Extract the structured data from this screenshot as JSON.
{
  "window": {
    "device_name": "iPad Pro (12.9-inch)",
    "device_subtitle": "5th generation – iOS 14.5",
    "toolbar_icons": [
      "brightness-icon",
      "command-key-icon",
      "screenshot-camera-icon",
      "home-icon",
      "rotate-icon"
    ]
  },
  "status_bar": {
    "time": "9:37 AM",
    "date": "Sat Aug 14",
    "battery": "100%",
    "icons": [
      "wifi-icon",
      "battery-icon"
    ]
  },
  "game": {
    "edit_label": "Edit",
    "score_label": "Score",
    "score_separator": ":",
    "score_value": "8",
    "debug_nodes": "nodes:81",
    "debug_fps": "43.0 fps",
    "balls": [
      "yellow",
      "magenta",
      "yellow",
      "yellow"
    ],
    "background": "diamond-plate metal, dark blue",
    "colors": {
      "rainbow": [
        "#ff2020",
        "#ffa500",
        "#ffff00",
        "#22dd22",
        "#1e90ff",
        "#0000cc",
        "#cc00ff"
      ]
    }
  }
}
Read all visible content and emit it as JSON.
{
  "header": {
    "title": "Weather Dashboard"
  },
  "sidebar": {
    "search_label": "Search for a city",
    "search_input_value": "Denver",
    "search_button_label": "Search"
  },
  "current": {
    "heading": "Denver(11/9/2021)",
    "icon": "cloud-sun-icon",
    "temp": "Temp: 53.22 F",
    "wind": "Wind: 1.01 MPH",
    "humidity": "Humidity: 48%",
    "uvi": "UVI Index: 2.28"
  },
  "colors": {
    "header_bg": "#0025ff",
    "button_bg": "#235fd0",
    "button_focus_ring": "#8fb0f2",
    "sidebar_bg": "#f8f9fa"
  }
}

====

*Goal:* Your task is to reproduce the whole listing exactly.

*Exercise solution:*
Extract the structured data from this screenshot as JSON.
{
  "window": {
    "device_name": "iPad Pro (12.9-inch)",
    "device_subtitle": "5th generation – iOS 14.5",
    "toolbar_icons": [
      "brightness-icon",
      "command-key-icon",
      "screenshot-camera-icon",
      "home-icon",
      "rotate-icon"
    ]
  },
  "status_bar": {
    "time": "9:37 AM",
    "date": "Sat Aug 14",
    "battery": "100%",
    "icons": [
      "wifi-icon",
      "battery-icon"
    ]
  },
  "game": {
    "edit_label": "Edit",
    "score_label": "Score",
    "score_separator": ":",
    "score_value": "8",
    "debug_nodes": "nodes:81",
    "debug_fps": "43.0 fps",
    "balls": [
      "yellow",
      "magenta",
      "yellow",
      "yellow"
    ],
    "background": "diamond-plate metal, dark blue",
    "colors": {
      "rainbow": [
        "#ff2020",
        "#ffa500",
        "#ffff00",
        "#22dd22",
        "#1e90ff",
        "#0000cc",
        "#cc00ff"
      ]
    }
  }
}
Read all visible content and emit it as JSON.
{
  "header": {
    "title": "Weather Dashboard"
  },
  "sidebar": {
    "search_label": "Search for a city",
    "search_input_value": "Denver",
    "search_button_label": "Search"
  },
  "current": {
    "heading": "Denver(11/9/2021)",
    "icon": "cloud-sun-icon",
    "temp": "Temp: 53.22 F",
    "wind": "Wind: 1.01 MPH",
    "humidity": "Humidity: 48%",
    "uvi": "UVI Index: 2.28"
  },
  "colors": {
    "header_bg": "#0025ff",
    "button_bg": "#235fd0",
    "button_focus_ring": "#8fb0f2",
    "sidebar_bg": "#f8f9fa"
  }
}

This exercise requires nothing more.